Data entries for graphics
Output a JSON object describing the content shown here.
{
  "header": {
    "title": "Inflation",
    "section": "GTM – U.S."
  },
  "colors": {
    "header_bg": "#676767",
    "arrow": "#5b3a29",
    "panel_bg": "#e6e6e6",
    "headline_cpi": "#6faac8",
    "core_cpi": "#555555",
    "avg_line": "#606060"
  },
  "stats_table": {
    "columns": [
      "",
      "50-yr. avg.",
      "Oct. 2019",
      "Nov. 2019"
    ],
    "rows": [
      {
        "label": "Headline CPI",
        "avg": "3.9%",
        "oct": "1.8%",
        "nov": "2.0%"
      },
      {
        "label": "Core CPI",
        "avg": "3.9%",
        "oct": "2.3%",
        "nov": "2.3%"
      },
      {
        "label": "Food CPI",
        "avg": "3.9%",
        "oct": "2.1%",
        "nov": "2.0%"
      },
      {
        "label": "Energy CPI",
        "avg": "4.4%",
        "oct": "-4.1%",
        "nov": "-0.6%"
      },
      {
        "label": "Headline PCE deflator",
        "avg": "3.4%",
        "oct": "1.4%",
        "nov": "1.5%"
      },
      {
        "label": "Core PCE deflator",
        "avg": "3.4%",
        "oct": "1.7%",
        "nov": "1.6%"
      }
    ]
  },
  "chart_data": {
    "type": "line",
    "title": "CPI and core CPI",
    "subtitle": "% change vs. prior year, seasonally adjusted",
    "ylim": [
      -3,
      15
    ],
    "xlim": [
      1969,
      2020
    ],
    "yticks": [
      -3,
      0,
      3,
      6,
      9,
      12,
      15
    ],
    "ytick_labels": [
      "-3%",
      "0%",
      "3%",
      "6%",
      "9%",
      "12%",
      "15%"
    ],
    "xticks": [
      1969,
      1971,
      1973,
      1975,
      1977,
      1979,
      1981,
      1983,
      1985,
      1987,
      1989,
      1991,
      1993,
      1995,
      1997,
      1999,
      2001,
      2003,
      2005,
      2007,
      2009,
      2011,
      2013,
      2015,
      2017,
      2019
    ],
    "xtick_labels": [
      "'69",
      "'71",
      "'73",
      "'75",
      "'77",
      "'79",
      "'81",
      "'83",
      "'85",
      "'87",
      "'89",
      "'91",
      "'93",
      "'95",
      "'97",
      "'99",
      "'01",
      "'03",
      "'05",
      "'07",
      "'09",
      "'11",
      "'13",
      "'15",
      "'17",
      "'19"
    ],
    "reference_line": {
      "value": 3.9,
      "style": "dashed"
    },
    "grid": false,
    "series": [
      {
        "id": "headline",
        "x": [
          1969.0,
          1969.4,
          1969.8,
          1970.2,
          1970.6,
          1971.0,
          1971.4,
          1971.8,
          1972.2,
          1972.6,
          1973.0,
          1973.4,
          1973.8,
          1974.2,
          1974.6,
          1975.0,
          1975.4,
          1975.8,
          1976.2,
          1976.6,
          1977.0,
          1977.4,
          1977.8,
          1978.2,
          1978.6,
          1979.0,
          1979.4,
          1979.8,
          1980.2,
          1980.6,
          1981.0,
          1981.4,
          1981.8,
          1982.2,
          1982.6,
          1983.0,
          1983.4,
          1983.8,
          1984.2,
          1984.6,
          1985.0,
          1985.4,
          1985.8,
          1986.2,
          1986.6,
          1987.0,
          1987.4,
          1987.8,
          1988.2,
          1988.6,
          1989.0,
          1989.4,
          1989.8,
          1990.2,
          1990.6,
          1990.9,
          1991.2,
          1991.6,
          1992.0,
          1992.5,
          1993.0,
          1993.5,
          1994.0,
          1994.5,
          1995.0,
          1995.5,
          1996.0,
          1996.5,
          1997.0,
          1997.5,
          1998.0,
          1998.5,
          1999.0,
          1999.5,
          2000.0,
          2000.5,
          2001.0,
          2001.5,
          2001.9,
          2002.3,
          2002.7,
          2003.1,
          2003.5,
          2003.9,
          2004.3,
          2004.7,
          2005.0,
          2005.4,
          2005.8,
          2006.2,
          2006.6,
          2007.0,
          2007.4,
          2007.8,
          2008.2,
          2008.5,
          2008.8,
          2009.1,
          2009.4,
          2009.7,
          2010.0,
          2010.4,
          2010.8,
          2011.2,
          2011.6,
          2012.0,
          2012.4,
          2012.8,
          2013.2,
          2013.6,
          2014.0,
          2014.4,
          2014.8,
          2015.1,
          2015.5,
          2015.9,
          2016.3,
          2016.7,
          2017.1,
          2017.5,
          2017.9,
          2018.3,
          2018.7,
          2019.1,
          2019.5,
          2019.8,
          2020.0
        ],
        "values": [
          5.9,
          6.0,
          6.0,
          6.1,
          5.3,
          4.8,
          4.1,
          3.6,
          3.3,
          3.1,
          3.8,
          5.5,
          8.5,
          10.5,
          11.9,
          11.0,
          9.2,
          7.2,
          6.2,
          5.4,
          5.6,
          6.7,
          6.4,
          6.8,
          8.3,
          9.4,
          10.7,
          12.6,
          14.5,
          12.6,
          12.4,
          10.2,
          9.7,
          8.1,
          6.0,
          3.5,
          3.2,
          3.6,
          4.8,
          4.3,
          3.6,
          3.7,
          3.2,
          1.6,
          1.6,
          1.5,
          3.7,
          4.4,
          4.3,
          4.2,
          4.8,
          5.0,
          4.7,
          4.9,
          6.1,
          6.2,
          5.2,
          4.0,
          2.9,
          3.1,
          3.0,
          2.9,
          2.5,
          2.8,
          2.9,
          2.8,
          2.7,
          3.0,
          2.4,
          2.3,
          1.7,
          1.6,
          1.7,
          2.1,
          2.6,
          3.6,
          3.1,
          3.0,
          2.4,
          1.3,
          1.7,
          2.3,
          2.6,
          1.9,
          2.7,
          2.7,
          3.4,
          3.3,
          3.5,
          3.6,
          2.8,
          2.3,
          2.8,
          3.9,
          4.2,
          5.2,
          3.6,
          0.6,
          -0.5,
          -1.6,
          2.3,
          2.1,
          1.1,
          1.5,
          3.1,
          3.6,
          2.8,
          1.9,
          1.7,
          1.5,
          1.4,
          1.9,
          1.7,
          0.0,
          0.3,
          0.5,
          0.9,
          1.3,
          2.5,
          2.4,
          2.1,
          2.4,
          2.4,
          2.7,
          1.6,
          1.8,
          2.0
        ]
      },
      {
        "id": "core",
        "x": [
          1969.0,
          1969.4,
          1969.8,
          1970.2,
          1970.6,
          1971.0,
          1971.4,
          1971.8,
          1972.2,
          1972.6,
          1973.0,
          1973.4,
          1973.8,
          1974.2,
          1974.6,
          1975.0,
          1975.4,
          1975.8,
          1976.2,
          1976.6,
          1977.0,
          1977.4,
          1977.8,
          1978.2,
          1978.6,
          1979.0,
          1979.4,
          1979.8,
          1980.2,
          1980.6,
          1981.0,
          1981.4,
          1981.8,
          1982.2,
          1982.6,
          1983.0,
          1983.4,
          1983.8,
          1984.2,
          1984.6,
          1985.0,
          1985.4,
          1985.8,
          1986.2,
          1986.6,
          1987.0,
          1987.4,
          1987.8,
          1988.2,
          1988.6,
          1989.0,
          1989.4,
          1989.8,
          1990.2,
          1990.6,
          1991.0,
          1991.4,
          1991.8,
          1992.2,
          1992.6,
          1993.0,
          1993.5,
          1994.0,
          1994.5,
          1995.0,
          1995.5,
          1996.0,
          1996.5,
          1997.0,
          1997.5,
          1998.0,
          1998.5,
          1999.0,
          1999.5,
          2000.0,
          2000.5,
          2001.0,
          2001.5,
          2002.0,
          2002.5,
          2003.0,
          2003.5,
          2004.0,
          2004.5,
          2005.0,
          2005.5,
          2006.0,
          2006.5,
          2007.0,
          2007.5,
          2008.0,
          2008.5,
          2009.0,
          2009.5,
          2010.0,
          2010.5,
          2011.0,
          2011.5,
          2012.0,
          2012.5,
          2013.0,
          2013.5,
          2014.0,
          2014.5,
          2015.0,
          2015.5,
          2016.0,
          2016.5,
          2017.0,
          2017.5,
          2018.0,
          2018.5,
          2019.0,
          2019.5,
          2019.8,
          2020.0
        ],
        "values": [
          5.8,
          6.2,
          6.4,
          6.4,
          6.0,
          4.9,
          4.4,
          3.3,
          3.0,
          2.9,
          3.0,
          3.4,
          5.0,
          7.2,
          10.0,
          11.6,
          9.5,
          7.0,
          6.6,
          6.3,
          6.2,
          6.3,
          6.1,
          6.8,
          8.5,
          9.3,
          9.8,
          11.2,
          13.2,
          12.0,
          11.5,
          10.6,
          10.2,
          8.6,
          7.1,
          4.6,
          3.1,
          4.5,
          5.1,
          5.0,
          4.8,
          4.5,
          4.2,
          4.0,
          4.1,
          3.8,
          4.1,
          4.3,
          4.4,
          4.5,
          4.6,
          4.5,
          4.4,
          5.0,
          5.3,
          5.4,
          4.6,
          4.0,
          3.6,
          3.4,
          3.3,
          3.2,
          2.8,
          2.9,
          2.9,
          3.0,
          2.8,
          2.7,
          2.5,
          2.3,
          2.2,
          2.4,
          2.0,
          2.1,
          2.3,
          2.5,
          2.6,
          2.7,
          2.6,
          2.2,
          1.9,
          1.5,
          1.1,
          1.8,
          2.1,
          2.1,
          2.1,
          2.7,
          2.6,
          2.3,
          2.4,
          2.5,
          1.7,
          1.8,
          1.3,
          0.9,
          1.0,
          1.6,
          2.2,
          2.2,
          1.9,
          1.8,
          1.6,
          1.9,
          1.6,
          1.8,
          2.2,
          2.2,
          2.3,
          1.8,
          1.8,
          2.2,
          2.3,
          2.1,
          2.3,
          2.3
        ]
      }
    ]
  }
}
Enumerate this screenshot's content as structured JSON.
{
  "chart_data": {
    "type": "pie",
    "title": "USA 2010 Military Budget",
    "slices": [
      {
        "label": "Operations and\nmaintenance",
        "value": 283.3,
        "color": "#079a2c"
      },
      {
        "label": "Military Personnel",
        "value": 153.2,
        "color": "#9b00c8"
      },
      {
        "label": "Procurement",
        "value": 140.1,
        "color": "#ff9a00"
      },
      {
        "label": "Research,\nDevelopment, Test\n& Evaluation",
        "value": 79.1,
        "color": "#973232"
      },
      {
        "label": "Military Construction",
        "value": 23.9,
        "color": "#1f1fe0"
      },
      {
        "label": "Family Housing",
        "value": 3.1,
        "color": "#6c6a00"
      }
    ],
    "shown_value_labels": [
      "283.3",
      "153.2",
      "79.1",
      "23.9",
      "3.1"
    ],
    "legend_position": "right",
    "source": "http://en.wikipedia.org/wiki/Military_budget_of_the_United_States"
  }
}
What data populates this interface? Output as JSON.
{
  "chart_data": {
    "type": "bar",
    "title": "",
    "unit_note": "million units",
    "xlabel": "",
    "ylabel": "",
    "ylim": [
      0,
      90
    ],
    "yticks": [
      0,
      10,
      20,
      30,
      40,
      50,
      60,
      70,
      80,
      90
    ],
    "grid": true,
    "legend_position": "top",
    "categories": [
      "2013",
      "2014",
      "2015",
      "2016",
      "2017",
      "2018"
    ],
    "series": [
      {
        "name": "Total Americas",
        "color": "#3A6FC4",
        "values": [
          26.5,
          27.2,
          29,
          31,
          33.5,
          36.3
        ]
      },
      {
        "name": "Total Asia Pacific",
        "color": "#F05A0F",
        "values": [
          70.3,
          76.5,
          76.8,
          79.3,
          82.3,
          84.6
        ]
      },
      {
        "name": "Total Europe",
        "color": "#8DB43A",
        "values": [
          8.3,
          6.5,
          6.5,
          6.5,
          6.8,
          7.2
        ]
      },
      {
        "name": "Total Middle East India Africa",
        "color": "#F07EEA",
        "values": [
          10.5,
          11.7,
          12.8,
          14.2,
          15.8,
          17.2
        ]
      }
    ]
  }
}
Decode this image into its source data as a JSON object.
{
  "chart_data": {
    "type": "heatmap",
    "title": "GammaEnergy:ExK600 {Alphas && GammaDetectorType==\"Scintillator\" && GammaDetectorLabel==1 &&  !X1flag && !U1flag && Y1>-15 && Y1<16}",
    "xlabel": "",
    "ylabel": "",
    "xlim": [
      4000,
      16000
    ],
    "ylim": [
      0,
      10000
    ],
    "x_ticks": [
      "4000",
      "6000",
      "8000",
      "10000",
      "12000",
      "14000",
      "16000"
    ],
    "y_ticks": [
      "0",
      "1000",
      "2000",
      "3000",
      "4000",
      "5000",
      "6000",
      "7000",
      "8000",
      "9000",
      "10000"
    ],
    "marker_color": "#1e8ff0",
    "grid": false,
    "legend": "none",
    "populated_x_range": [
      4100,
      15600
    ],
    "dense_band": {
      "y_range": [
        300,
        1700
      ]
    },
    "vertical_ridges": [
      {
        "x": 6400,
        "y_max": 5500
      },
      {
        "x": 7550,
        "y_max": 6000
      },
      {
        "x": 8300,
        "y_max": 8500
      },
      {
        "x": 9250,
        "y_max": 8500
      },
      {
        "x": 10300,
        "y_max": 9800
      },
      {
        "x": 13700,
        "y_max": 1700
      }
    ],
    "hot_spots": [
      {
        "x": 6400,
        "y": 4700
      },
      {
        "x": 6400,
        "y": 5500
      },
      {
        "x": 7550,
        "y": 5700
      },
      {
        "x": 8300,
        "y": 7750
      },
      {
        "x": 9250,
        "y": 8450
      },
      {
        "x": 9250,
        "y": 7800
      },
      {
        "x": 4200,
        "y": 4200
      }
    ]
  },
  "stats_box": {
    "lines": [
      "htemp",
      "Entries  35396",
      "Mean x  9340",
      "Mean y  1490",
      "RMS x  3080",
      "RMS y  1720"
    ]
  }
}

What you are asked to do | Among the entries above, how many lines include the word "Output"? Reply with the number only.

Reply to the task | 2